- [DATA LINES]
+++
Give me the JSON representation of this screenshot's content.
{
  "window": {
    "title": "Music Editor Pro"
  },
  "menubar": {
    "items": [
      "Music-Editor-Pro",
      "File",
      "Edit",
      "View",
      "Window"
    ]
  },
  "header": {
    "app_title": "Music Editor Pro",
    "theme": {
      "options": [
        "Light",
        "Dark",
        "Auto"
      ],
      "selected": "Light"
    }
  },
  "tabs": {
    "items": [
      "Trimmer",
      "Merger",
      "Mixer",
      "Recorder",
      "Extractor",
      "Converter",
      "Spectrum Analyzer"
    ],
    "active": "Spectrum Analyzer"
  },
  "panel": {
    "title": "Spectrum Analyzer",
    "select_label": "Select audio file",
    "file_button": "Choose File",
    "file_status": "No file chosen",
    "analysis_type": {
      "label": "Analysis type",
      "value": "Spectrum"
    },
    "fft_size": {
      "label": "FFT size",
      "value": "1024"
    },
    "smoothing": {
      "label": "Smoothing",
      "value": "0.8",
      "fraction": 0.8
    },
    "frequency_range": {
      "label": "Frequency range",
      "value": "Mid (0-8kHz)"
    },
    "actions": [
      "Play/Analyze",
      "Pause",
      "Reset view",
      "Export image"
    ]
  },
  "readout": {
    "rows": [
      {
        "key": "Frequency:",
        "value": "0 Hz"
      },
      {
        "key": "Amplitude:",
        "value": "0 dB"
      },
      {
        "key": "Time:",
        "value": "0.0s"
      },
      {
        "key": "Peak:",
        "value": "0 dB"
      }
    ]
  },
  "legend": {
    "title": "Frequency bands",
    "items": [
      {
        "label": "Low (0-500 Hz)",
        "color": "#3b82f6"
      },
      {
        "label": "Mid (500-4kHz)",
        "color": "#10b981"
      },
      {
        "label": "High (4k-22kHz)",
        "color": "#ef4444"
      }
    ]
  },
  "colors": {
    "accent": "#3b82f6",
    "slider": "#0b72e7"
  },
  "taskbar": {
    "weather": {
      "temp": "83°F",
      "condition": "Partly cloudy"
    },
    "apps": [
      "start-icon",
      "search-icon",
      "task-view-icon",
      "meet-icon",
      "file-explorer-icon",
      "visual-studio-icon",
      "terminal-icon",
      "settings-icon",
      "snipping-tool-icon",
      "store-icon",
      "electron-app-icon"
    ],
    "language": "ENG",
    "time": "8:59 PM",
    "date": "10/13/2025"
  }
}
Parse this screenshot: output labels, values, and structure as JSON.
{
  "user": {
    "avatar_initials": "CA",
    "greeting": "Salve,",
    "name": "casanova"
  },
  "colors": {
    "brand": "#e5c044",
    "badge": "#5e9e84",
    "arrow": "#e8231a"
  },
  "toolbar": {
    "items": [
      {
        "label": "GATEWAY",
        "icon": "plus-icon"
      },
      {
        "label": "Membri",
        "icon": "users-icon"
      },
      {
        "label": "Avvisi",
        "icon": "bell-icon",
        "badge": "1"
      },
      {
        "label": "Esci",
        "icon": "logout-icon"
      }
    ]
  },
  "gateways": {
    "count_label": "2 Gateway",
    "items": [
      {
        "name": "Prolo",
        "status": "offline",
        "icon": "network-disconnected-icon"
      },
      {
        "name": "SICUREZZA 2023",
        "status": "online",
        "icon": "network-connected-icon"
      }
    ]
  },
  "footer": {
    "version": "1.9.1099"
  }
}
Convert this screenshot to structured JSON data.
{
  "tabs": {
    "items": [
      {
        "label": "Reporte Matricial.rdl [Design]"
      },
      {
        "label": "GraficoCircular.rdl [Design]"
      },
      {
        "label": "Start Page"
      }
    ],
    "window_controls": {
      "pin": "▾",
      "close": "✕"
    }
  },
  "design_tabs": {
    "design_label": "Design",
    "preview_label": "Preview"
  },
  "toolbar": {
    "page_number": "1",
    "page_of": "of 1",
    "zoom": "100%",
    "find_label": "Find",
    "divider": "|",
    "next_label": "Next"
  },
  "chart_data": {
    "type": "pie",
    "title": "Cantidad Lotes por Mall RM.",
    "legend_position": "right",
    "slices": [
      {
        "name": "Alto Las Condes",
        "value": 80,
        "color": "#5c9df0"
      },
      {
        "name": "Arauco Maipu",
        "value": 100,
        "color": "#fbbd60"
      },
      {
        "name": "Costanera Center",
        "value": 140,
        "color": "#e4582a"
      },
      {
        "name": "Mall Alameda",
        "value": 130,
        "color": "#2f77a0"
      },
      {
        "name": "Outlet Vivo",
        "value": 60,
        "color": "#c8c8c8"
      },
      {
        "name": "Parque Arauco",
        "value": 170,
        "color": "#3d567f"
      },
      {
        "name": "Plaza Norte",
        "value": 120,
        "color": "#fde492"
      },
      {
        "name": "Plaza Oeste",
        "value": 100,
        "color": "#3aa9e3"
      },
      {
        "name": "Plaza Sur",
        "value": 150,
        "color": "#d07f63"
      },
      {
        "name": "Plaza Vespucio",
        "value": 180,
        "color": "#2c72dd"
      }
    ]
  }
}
+++
- [GIVEN REQUEST] Which lines contain "Analyzer"? Copy each of them.

- [FINAL RESULT]
      "Spectrum Analyzer"
    "active": "Spectrum Analyzer"
    "title": "Spectrum Analyzer",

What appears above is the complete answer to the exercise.